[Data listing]
--------

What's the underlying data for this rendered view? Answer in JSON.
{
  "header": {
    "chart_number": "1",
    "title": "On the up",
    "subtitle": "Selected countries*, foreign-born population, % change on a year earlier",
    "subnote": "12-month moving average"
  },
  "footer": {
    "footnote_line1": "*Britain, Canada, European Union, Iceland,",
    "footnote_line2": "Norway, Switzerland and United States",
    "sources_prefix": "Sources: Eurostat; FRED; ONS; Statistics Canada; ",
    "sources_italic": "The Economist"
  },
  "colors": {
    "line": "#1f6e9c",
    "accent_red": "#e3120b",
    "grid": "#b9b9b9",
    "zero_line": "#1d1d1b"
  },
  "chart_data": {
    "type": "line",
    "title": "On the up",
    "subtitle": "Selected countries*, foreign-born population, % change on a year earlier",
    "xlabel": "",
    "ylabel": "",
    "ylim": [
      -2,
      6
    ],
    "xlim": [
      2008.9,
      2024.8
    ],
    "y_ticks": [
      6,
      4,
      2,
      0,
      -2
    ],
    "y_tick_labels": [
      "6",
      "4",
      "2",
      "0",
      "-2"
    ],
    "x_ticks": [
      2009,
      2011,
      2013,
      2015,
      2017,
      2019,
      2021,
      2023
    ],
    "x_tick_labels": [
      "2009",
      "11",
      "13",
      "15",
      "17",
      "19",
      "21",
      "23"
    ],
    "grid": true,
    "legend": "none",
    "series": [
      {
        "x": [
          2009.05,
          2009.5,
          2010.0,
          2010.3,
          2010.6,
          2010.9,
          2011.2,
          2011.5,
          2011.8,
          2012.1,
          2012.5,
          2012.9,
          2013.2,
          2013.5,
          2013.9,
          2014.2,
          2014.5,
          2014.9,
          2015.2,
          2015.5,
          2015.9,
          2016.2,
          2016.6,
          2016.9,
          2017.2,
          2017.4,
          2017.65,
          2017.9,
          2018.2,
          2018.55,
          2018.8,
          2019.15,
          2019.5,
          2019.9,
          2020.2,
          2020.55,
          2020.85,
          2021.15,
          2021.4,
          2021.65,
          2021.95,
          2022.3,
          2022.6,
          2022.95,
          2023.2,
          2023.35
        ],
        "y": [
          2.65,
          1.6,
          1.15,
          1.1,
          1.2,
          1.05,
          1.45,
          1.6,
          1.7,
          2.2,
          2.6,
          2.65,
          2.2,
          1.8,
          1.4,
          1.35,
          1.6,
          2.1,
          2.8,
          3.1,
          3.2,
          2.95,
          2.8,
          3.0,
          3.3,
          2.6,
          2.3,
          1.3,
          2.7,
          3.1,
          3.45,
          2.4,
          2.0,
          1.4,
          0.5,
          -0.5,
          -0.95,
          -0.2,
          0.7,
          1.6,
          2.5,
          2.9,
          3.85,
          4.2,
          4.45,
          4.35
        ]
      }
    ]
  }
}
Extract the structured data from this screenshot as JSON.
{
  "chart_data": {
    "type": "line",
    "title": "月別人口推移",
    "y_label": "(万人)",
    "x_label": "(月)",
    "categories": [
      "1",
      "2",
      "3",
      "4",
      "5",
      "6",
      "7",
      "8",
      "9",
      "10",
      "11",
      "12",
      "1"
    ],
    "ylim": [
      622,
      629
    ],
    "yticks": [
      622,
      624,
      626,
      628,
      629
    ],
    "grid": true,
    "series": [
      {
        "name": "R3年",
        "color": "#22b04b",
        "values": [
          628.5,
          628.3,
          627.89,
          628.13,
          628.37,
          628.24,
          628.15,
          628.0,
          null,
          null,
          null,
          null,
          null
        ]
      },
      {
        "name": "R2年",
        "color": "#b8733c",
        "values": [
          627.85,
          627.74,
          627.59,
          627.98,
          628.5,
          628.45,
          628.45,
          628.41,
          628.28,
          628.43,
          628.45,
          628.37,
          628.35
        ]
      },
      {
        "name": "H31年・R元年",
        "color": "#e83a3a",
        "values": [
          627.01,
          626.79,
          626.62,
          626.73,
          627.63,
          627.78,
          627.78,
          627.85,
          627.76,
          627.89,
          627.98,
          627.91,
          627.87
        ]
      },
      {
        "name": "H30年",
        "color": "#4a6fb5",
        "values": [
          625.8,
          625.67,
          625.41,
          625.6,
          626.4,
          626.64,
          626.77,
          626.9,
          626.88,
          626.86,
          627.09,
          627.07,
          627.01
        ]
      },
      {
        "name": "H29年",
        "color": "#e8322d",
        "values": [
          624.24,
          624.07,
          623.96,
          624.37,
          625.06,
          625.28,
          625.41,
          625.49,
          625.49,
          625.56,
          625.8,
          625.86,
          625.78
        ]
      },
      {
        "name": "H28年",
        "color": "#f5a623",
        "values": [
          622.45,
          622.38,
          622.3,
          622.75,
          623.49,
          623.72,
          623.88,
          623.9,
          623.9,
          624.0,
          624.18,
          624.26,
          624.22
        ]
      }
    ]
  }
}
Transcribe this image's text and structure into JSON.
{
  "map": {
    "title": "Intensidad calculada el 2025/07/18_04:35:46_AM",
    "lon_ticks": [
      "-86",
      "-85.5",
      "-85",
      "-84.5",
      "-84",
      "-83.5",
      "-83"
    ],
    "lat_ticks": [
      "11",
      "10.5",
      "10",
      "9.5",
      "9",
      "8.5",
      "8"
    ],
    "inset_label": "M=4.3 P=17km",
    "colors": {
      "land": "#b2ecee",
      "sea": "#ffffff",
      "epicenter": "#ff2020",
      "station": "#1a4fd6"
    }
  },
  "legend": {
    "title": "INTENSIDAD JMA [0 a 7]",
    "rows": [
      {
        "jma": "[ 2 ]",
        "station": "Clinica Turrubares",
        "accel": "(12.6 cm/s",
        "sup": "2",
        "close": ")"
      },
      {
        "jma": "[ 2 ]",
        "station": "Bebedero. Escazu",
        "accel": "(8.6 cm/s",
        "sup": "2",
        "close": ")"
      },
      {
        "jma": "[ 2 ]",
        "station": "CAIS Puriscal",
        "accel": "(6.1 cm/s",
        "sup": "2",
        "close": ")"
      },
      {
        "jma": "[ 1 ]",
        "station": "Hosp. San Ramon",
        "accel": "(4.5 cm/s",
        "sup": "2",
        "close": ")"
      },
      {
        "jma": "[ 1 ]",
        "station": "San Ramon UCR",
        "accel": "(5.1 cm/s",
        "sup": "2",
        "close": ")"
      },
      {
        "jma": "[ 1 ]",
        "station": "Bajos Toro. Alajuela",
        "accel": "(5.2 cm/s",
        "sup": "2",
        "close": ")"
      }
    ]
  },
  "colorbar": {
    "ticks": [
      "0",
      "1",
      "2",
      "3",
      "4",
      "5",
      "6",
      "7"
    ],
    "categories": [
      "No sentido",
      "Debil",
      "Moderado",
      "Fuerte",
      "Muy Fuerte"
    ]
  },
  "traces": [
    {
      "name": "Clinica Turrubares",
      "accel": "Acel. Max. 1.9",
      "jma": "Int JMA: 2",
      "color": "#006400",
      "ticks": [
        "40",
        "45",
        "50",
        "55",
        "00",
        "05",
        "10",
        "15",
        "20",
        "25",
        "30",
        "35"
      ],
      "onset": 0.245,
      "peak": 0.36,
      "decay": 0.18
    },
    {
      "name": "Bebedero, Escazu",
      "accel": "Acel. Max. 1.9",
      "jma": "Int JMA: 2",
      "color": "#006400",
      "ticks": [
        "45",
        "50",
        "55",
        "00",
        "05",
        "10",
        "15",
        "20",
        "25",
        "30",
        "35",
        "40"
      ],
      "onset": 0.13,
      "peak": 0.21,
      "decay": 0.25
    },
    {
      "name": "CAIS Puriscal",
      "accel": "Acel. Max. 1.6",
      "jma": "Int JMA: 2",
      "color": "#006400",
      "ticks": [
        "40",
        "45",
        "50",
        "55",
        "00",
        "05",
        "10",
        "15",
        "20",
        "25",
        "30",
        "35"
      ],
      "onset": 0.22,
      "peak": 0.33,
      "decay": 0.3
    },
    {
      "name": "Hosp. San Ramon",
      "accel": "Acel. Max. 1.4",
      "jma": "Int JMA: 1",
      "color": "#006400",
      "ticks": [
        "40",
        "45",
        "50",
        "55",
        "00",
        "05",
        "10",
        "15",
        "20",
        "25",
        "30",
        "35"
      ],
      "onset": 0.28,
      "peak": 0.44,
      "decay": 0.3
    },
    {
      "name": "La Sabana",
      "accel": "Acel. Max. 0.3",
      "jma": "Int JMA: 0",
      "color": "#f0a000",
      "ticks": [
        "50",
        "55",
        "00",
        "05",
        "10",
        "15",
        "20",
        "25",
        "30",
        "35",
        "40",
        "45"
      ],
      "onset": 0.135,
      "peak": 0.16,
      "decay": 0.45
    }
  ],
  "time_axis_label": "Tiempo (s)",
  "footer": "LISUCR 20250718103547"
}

--------

• WHAT TO WORK ON: Copy out every line holding the string "Turrubares".

• TASK RESPONSE:
        "station": "Clinica Turrubares",
      "name": "Clinica Turrubares",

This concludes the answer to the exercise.